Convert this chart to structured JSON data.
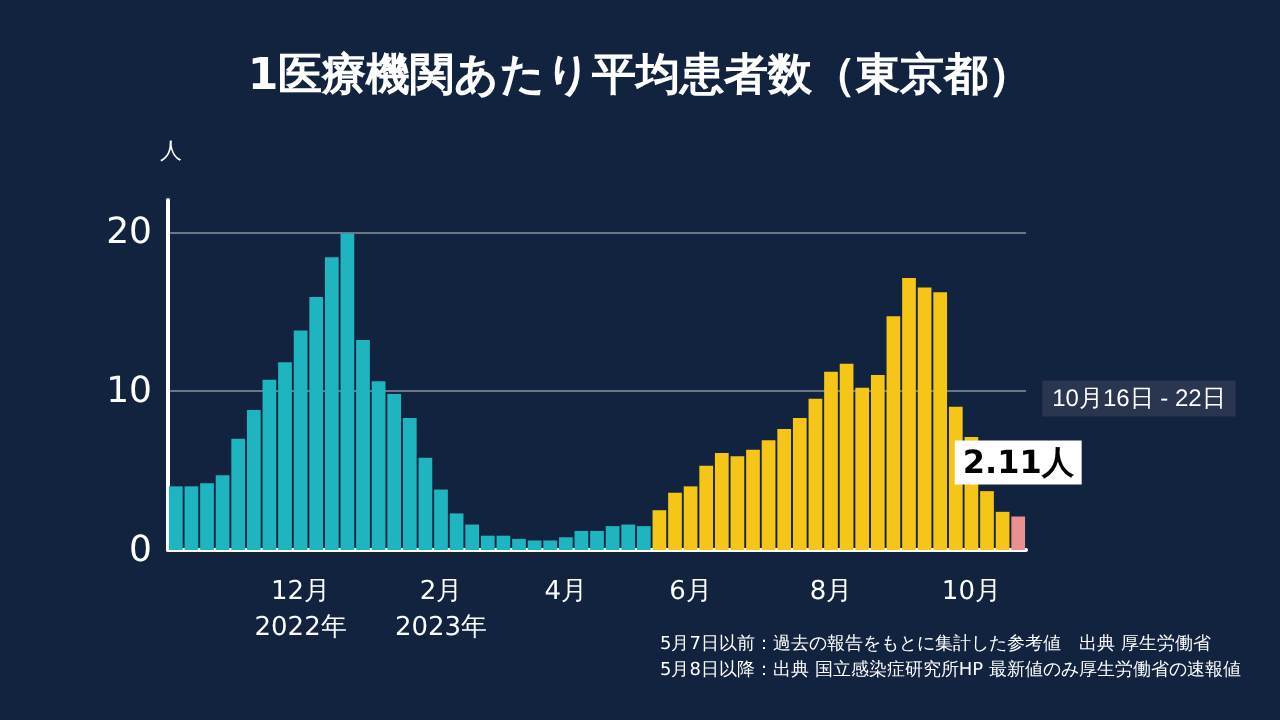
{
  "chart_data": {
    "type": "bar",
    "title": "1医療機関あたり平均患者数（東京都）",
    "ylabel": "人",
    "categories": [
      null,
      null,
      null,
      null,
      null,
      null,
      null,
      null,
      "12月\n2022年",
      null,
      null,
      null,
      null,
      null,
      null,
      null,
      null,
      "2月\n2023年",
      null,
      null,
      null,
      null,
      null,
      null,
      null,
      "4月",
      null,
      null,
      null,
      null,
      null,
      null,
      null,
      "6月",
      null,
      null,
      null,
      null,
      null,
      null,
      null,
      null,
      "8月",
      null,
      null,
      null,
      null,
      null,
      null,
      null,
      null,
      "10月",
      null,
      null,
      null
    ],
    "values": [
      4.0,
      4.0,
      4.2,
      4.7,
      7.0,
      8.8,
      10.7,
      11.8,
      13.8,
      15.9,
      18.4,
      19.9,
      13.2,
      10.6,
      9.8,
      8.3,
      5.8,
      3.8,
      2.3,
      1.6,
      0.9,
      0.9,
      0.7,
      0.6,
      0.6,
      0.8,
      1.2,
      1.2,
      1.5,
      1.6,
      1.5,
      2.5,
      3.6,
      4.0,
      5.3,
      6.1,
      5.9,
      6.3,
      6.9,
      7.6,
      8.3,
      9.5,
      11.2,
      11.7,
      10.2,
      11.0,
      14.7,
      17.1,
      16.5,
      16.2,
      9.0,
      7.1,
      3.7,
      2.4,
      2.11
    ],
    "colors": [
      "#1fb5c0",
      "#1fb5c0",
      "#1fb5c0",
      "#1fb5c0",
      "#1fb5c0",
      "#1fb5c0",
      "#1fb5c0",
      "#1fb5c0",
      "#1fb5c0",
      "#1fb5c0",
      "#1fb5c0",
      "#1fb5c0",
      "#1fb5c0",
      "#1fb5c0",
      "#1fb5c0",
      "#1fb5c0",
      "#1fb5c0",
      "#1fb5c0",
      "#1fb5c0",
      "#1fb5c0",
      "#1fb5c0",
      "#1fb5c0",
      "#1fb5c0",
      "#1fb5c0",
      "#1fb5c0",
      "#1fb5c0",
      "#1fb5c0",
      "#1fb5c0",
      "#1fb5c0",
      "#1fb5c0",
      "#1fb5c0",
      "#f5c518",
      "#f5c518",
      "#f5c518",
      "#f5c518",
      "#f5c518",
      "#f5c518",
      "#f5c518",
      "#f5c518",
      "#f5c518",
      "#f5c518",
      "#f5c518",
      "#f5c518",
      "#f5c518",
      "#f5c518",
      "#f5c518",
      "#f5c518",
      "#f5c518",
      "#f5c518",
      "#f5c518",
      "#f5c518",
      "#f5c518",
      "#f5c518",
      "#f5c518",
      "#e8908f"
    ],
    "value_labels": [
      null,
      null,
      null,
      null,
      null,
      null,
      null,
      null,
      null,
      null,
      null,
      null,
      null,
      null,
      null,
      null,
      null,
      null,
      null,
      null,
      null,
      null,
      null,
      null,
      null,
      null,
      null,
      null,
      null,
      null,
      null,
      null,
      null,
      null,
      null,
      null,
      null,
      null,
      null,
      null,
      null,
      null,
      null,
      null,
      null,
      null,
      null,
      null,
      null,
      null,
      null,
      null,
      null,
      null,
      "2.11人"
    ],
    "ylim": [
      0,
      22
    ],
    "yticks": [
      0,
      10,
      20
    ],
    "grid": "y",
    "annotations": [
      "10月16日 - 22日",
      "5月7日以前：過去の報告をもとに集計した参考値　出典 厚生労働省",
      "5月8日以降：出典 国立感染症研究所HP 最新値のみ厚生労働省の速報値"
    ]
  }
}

==

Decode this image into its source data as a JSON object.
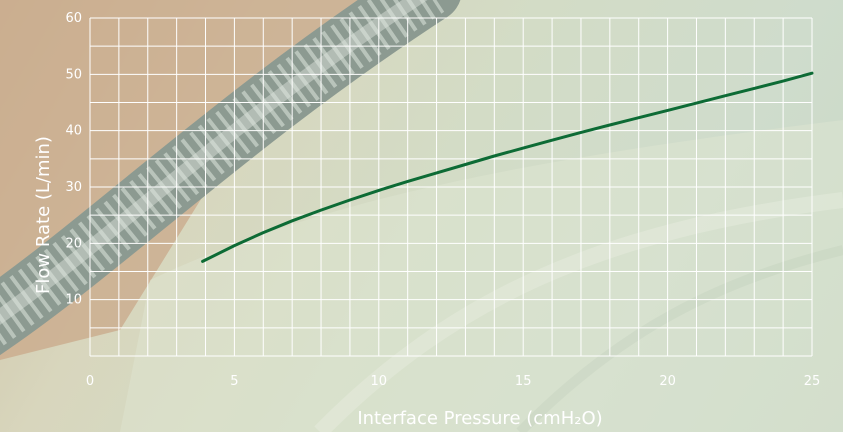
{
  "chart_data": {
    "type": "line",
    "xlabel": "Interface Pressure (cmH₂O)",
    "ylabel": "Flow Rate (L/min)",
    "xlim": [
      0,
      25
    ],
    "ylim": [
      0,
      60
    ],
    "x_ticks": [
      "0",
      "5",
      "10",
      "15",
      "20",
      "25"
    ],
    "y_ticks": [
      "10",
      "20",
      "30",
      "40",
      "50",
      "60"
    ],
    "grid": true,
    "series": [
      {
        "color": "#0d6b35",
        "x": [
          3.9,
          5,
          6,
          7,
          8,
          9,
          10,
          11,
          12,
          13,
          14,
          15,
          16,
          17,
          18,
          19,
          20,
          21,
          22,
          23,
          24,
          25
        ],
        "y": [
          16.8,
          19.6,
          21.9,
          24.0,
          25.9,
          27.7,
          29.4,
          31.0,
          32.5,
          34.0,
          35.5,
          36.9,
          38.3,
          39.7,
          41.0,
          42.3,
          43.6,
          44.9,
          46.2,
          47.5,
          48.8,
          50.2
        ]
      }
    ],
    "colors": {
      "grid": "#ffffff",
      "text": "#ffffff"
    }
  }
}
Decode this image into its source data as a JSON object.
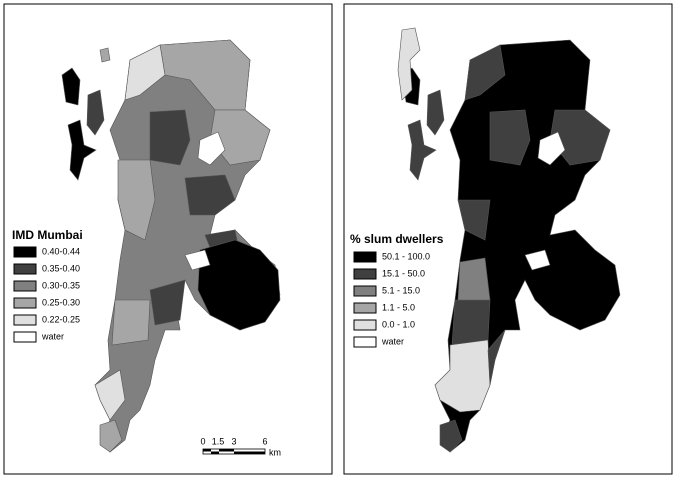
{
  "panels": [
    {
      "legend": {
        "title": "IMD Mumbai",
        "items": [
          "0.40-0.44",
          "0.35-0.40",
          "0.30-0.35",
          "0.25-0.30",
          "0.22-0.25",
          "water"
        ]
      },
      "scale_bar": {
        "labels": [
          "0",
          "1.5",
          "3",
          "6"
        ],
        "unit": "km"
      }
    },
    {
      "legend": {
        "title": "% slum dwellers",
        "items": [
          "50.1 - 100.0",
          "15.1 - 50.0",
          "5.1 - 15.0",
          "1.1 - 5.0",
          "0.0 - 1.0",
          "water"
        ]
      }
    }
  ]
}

◆ **TASK PROMPT**: Each line above that holds the string "title" should be copied and shown.

◆ **CORRECT RESULT**:
    "title": "1医療機関あたり平均患者数（東京都）",
        "title": "IMD Mumbai",
        "title": "% slum dwellers",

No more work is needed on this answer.